_Selected passage:_
--------------------------------
# must read for all rc's owners



## stndggr (Dec 8, 2004)

I orderd a Nitrous Oxide injection kit&bottels from this site
http://www.jagrc.com/index.html
on june 9"th for 105.50 they never shipped the kit&bottels 
I got four e'mail reply's from them in total todate
they alway's said "sorry will shipp your kit this week" well it never happend
dec 8'th still no kit&bottels and no refund
I filed a Buyer Complaint with paypal and it was no help. so I phone paypal and they were still no help. so I filed froud charges with my credit'card'company now paypal is working on the case
there are other peopel that got ripp off too. but jag has taken down his fourms so we can no longer post there and he has removed his name and address from the site also
I have three rc's and I buy a lot on the web and never had a problem with any rc site intill this one I just hate to see any one els get ripp off to


----------



## RCMits (Jan 1, 1970)

i never order directly from a site where i can't call the person if it is a "legit" person. all he has is a yahoo email? and wants paypal payment? sounds "skan-doo-lous" to me.

maybe he's backlogged on orders... dunno... and plus the site looks so amateurish... not that that should be a factor... 

hope you get your problem resolved!!


----------



## stndggr (Dec 8, 2004)

he did have his name and address on his site intill about a week after I placed my order then he shut down his fourms also


----------



## RCMits (Jan 1, 1970)

stndggr said:


> he did have his name and address on his site intill about a week after I placed my order then he shut down his fourms also


maybe this will help you. i did a whois look up on the domain name.. and it came up with:

Registrant:
JAG RC
2263 Chicago ct se
Albany, OR 97321
US

Domain name: JAGRC.COM

Administrative Contact:
JAG RC, JAG RC 
2263 Chicago ct se
Albany, OR 97321
US
416-555-1122

Technical Contact:
Hostmaster, PowWeb 
2168 S. Atlantic Blvd
#232
Monterey Park, CA 91754
US
626-675-8670

The technical contact is just the person who is HOSTING the domain, but the Admin contact might be... real? If it is really that bad, you can maybe involve the local ISP who's hosting that they are fraudulent? Again, I don' t know whats going on, so I cant tell you what to do... just finding you info.


----------



## RCMits (Jan 1, 1970)
--------------------------------
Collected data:
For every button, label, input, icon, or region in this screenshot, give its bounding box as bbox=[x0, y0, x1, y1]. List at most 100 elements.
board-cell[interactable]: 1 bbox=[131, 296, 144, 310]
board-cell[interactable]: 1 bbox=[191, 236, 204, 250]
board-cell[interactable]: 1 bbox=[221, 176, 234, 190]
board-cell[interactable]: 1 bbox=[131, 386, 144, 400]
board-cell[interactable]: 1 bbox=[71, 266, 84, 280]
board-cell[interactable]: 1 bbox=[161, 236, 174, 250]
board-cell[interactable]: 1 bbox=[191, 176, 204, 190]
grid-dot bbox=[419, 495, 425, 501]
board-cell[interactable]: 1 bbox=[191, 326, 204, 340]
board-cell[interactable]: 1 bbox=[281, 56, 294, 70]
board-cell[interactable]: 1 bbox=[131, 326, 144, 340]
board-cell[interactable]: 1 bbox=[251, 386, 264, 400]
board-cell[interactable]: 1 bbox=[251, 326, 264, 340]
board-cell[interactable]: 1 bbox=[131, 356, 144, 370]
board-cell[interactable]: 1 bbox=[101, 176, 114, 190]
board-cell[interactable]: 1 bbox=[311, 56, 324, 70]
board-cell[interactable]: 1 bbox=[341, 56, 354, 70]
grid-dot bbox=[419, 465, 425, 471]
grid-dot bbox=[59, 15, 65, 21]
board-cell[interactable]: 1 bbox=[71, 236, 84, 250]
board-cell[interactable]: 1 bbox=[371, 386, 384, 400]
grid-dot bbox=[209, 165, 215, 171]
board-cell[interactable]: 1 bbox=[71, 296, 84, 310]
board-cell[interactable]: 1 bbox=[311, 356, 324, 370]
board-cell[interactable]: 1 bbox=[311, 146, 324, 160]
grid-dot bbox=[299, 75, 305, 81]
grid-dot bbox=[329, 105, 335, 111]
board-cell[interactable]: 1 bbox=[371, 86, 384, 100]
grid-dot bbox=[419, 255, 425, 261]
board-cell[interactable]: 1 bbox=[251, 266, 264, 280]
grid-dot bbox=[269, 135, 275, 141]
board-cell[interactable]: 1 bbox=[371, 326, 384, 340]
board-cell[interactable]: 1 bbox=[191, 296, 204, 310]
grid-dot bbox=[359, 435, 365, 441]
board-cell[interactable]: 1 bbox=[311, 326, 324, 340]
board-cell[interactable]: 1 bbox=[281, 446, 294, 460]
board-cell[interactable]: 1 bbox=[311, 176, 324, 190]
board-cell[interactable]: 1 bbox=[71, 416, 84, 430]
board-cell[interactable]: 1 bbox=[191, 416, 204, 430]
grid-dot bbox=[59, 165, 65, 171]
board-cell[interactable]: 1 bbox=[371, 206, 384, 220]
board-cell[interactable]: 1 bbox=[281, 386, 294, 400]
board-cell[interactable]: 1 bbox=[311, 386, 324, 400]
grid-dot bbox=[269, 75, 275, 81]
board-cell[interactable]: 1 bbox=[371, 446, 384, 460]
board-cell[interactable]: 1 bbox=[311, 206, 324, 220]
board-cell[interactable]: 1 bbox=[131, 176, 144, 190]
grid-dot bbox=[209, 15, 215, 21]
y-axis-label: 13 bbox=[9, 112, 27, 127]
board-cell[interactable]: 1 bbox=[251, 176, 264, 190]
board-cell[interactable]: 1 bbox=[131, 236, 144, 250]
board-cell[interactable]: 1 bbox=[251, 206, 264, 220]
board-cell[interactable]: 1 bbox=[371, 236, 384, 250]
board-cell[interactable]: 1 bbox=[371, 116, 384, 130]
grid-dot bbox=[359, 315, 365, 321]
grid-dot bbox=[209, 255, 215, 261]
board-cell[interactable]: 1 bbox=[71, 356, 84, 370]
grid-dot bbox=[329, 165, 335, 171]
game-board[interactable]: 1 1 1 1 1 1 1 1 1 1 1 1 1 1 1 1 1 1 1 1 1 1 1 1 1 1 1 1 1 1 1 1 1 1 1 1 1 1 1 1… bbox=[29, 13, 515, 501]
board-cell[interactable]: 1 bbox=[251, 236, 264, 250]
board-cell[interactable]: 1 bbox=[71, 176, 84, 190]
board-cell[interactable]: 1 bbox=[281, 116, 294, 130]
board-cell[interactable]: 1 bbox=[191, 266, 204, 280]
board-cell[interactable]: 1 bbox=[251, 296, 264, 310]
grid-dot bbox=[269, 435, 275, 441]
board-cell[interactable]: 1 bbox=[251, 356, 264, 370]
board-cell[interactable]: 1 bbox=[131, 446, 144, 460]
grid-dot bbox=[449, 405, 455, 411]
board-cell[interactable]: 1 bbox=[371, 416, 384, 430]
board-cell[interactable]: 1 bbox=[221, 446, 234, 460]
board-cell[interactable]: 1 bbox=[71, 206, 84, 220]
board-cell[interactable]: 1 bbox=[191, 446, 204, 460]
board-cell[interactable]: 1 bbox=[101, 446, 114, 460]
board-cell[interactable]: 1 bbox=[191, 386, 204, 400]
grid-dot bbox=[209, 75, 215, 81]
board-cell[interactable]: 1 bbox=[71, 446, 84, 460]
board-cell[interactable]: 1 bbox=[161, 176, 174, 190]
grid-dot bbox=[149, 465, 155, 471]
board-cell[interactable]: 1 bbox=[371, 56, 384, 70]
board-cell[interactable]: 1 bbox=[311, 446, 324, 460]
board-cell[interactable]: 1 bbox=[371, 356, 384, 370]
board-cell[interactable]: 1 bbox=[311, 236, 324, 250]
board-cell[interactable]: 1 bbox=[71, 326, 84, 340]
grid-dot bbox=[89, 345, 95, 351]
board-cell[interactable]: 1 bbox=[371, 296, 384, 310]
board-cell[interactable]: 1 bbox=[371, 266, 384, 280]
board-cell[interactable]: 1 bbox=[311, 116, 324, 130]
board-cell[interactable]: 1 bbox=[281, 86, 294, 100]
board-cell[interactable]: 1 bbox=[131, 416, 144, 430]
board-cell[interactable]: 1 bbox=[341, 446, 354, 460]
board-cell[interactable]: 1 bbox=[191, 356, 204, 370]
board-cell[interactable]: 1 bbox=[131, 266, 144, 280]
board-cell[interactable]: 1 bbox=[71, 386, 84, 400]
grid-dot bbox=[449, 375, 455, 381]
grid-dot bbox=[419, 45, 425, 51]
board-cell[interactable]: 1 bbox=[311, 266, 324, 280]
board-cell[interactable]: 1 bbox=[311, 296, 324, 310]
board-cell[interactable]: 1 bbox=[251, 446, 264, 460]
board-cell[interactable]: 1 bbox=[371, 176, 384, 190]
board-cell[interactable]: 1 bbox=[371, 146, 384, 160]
--------------------------------
_Written problem A:_ In the forum thread about the undelivered nitrous oxide kit, what amount did the buyer pay for the order?
_Written problem B:_ Extend the forum thread about the undelivered nitrous oxide kit, starting after its last line.
These items have no connection to the forum thread.

_Reply A:_ 105.50

_Reply B:_
RCMits said:


> Administrative Contact:
> JAG RC, JAG RC
> 2263 Chicago ct se
> Albany, OR 97321
> ...


I just realized.. that is fake number. LOL... 555.. hahaha.. hmm.. well whatever.. hope that bit of info helps.


----------



## tfrahm (Nov 14, 1998)

Geeeze... A '555' number -- nothing too SUSPICIOUS about that, RIGHT?


----------



## RCMits (Jan 1, 1970)

tfrahm said:


> Geeeze... A '555' number -- nothing too SUSPICIOUS about that, RIGHT?


oh and uh.. cuz im bored today.. i called powweb and asked if they are hosting.. they said they are. they said if a user of theirs "is" frauding people.. to send an email detailing the specifics, to [email protected] and also to contact the local police on where this person is located.

i noticed the guy posted on RCUniverse back in 2003, under the username "Gearhead" and his location showed Albany Oregon as well (same as the whois lookup).

again.................. this is all up to you. i dont know the specifics... who's right, who's wrong... you paid he didtn send, you didnt pay he didnt send etc etc.. i cant take sides... 

this is just normal procedures if *I* felt i got scammed on something, and the steps I would take...

mits


----------



## stndggr (Dec 8, 2004)

thank's for the infor that make's two phone numbers I have for him know
I do have all the proff of payment and e'mails saying that he would shipp it out that week from jag and I have the case numbers also. it turns out he has done this befor and has been shut off from paypal but I did not find that out intill after the fact from paypal. I am going to send the host site a e'mail with all the infor and see what that dose


----------



## RCMits (Jan 1, 1970)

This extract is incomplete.